**Problem description**. Emit the data below verbatim, stripping out any pictures.

(Dataset items)
--- Start ---
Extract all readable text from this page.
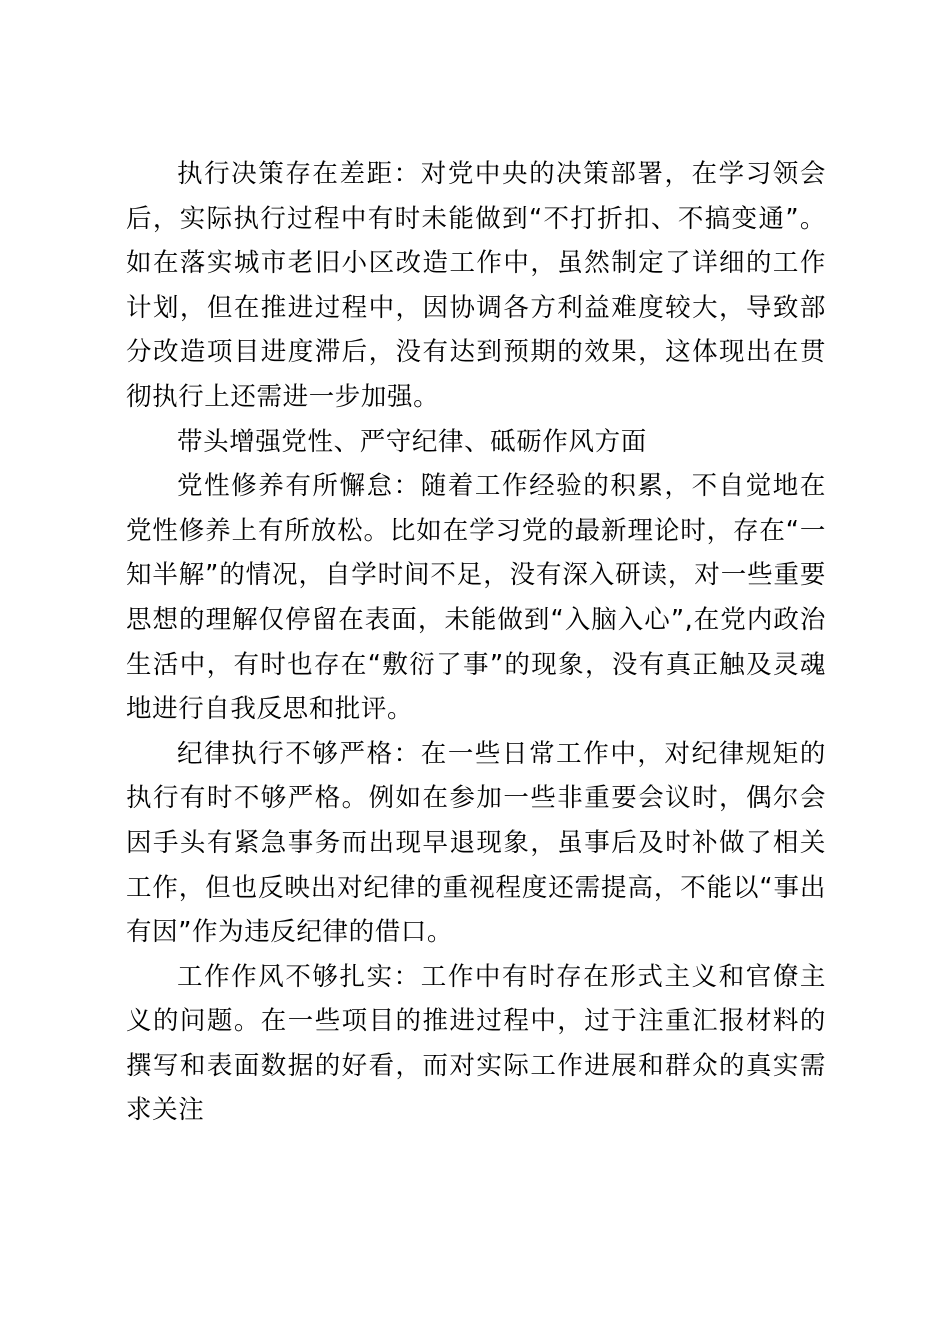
执行决策存在差距：对党中央的决策部署，在学习领会后，实际执行过程中有时未能做到“不打折扣、不搞变通”。如在落实城市老旧小区改造工作中，虽然制定了详细的工作计划，但在推进过程中，因协调各方利益难度较大，导致部分改造项目进度滞后，没有达到预期的效果，这体现出在贯彻执行上还需进一步加强。

带头增强党性、严守纪律、砥砺作风方面

党性修养有所懈怠：随着工作经验的积累，不自觉地在党性修养上有所放松。比如在学习党的最新理论时，存在“一知半解”的情况，自学时间不足，没有深入研读，对一些重要思想的理解仅停留在表面，未能做到“入脑入心”,在党内政治生活中，有时也存在“敷衍了事”的现象，没有真正触及灵魂地进行自我反思和批评。

纪律执行不够严格：在一些日常工作中，对纪律规矩的执行有时不够严格。例如在参加一些非重要会议时，偶尔会因手头有紧急事务而出现早退现象，虽事后及时补做了相关工作，但也反映出对纪律的重视程度还需提高，不能以“事出有因”作为违反纪律的借口。

工作作风不够扎实：工作中有时存在形式主义和官僚主义的问题。在一些项目的推进过程中，过于注重汇报材料的撰写和表面数据的好看，而对实际工作进展和群众的真实需求关注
--- End ---
**Response to the exercise**.
Extract all readable text from this page.
执行决策存在差距：对党中央的决策部署，在学习领会后，实际执行过程中有时未能做到“不打折扣、不搞变通”。如在落实城市老旧小区改造工作中，虽然制定了详细的工作计划，但在推进过程中，因协调各方利益难度较大，导致部分改造项目进度滞后，没有达到预期的效果，这体现出在贯彻执行上还需进一步加强。

带头增强党性、严守纪律、砥砺作风方面

党性修养有所懈怠：随着工作经验的积累，不自觉地在党性修养上有所放松。比如在学习党的最新理论时，存在“一知半解”的情况，自学时间不足，没有深入研读，对一些重要思想的理解仅停留在表面，未能做到“入脑入心”,在党内政治生活中，有时也存在“敷衍了事”的现象，没有真正触及灵魂地进行自我反思和批评。

纪律执行不够严格：在一些日常工作中，对纪律规矩的执行有时不够严格。例如在参加一些非重要会议时，偶尔会因手头有紧急事务而出现早退现象，虽事后及时补做了相关工作，但也反映出对纪律的重视程度还需提高，不能以“事出有因”作为违反纪律的借口。

工作作风不够扎实：工作中有时存在形式主义和官僚主义的问题。在一些项目的推进过程中，过于注重汇报材料的撰写和表面数据的好看，而对实际工作进展和群众的真实需求关注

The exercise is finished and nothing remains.